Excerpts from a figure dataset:
· · ·
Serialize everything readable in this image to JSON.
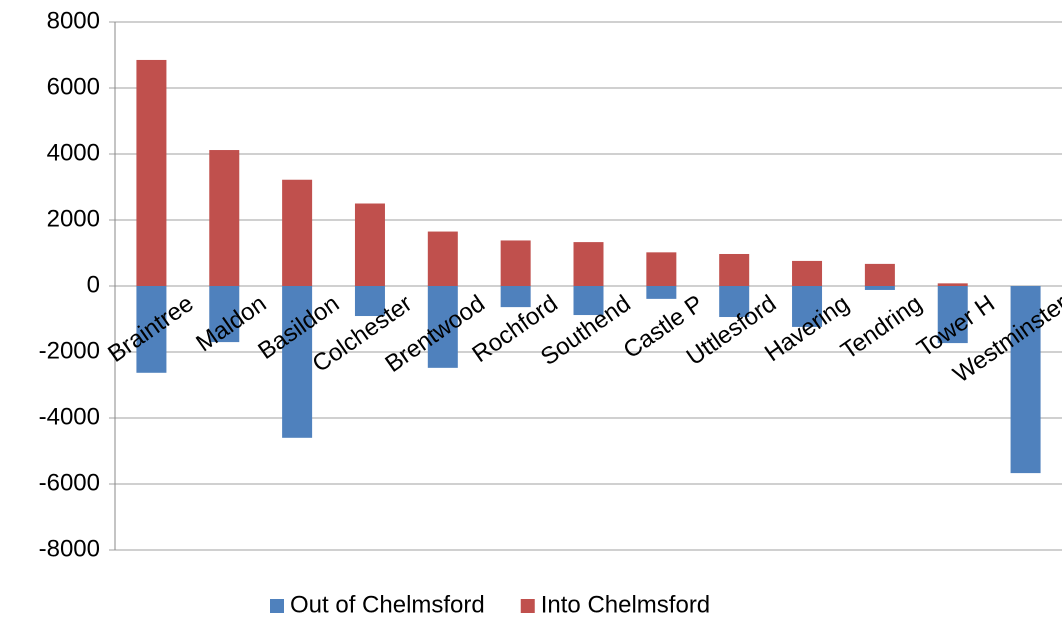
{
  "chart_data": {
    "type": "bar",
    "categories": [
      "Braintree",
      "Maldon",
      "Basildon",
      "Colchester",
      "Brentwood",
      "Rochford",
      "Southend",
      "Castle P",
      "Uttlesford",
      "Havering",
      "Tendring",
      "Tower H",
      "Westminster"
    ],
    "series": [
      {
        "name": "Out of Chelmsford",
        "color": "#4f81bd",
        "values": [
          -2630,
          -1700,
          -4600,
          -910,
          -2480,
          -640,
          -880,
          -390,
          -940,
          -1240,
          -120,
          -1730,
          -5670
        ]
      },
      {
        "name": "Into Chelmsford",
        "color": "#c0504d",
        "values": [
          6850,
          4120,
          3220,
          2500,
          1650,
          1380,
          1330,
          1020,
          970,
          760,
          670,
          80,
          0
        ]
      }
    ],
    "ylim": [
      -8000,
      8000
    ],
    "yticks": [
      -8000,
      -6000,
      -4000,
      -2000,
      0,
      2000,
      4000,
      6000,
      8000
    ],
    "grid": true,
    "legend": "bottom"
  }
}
· · ·
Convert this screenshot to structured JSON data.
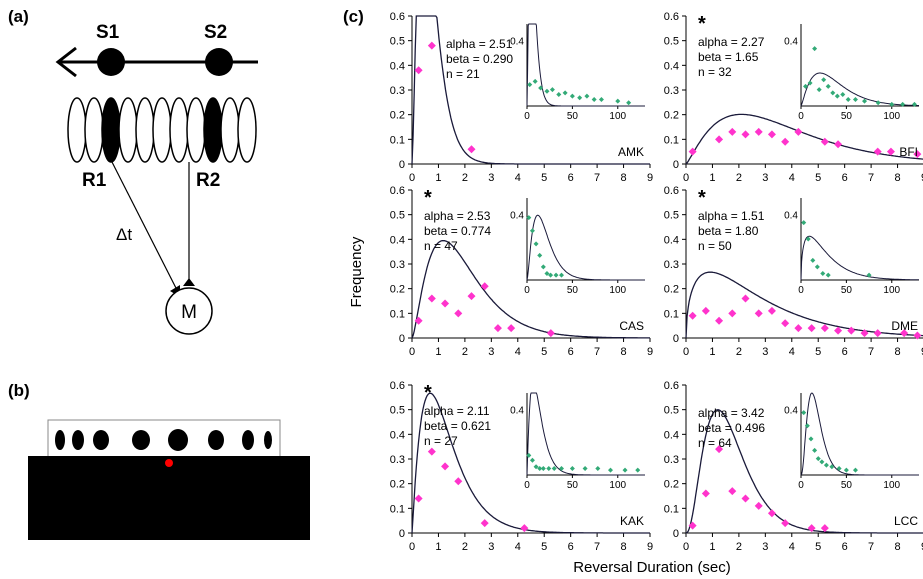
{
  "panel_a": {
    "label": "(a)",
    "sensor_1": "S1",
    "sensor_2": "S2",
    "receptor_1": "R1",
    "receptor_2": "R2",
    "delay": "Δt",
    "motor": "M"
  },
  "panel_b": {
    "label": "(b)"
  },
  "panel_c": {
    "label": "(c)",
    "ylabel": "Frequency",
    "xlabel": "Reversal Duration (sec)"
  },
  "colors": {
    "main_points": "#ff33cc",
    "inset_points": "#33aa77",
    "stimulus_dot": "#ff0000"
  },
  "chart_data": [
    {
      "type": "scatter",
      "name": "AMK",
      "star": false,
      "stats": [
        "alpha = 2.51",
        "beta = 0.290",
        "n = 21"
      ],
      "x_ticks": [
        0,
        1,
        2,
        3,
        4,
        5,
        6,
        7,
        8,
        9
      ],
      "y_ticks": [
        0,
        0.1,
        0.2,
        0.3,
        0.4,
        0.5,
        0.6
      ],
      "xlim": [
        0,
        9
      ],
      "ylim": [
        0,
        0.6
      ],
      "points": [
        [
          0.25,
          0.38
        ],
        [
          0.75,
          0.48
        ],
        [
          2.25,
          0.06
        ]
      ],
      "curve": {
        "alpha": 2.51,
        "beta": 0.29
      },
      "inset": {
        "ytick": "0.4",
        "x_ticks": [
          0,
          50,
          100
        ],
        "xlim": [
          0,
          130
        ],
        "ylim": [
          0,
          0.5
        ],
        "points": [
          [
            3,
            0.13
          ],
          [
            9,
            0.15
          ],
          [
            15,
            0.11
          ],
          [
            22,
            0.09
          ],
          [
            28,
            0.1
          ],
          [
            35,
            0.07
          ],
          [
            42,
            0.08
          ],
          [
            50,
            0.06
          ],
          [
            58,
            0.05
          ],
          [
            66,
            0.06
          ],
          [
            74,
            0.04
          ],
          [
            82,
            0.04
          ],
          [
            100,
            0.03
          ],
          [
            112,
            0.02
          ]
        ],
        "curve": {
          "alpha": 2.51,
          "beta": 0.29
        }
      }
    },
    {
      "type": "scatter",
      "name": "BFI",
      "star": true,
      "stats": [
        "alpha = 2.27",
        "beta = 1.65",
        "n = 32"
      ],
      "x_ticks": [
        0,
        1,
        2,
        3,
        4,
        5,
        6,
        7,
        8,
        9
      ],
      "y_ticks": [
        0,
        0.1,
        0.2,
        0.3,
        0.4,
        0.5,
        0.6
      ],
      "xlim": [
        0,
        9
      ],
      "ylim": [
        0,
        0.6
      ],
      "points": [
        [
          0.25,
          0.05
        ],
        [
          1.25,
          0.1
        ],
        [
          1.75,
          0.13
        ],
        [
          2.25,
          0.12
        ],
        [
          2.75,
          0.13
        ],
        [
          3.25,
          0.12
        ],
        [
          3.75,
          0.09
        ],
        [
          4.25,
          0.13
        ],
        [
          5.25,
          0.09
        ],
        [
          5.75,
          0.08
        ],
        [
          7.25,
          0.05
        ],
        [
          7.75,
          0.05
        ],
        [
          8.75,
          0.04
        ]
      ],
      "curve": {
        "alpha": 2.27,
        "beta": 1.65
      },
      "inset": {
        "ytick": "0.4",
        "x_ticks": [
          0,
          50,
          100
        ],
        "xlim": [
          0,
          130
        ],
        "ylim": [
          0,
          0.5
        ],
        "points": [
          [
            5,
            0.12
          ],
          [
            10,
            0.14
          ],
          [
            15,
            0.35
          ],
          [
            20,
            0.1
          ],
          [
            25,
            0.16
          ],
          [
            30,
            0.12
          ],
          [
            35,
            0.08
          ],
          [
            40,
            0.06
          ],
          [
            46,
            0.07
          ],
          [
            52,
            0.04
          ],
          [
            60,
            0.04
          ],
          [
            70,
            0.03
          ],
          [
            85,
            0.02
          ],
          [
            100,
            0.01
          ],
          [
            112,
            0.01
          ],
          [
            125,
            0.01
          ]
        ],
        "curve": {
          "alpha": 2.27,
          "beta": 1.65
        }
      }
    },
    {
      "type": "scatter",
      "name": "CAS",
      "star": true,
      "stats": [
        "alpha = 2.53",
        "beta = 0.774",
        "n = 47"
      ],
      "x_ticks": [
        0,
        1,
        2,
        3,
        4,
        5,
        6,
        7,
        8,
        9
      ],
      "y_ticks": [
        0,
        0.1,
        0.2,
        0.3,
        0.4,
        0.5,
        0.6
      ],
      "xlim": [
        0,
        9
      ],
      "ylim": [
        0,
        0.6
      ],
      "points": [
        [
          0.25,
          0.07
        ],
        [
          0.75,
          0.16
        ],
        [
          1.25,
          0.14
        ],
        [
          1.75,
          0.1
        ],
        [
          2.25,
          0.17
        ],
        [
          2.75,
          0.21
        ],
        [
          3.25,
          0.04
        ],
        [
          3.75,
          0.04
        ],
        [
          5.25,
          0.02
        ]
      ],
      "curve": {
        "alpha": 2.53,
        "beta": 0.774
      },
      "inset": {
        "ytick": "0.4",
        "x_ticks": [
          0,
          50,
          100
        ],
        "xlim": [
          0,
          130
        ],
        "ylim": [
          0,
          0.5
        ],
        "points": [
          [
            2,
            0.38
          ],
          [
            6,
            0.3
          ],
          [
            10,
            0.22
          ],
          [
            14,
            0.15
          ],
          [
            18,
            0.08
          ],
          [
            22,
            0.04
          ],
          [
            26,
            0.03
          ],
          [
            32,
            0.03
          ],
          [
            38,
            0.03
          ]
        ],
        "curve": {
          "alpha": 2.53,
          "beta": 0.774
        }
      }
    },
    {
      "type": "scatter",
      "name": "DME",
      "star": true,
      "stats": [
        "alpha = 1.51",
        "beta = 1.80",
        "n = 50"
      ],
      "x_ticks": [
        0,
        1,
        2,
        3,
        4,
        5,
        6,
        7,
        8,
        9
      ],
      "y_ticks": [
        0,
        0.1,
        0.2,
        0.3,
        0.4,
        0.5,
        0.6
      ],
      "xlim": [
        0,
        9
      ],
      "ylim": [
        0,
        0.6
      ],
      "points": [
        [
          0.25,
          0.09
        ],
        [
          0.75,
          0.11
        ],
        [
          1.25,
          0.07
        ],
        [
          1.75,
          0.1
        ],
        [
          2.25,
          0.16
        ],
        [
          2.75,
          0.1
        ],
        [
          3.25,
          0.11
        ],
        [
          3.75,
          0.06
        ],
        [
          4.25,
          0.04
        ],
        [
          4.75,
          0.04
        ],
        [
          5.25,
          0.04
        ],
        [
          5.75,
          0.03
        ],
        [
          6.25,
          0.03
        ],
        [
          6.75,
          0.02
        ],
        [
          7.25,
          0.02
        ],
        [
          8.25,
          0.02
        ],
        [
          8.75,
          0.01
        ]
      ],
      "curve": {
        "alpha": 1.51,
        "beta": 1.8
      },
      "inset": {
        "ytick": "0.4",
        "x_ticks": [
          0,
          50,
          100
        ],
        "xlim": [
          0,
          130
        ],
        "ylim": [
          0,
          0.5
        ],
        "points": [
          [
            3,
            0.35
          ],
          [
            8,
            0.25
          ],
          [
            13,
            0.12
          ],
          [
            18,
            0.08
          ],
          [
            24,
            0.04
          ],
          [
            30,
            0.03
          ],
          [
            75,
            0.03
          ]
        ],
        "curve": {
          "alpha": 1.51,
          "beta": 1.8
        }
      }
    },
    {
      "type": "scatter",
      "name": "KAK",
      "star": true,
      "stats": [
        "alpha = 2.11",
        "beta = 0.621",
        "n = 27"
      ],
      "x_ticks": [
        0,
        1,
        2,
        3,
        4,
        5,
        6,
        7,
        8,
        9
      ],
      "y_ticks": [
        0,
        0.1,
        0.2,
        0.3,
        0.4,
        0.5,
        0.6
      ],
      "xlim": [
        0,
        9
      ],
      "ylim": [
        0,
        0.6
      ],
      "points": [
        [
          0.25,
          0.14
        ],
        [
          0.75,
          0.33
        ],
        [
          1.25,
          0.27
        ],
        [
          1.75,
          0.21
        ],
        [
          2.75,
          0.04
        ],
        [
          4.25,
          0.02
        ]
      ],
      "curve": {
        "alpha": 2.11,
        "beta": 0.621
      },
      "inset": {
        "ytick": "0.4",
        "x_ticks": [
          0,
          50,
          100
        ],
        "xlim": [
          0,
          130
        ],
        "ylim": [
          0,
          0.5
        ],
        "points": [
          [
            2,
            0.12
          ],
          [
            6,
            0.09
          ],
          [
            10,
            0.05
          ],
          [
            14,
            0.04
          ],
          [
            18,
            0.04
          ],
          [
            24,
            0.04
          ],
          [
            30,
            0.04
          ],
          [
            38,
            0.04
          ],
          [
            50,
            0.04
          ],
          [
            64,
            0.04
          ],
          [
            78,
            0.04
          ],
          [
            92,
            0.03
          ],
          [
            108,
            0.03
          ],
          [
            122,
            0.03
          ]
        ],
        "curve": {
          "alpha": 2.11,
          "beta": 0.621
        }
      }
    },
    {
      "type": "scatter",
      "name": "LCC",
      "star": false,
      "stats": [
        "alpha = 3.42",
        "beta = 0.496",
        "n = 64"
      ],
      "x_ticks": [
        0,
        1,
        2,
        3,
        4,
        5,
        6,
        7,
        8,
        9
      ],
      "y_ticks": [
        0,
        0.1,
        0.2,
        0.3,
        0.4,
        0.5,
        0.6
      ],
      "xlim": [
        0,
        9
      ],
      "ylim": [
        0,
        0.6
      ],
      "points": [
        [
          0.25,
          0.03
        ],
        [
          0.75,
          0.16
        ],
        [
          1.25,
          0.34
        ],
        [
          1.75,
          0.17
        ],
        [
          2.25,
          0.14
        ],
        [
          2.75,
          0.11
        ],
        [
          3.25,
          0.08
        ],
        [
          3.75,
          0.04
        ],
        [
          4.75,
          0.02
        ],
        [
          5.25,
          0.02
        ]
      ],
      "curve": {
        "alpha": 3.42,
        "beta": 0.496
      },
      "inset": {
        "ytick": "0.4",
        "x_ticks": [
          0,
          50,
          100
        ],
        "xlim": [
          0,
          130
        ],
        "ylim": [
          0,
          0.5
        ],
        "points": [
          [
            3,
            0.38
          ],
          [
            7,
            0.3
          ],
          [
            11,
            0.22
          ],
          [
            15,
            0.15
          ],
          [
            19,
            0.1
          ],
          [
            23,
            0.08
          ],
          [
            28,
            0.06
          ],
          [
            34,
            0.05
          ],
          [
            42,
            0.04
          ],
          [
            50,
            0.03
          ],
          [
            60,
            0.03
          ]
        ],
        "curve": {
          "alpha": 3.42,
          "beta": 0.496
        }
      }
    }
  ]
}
· · ·
### Task instructions
Show the lines of the data that hold the word "this".

### Answer
Serialize everything readable in this image to JSON.
Convert this screenshot to structured JSON data.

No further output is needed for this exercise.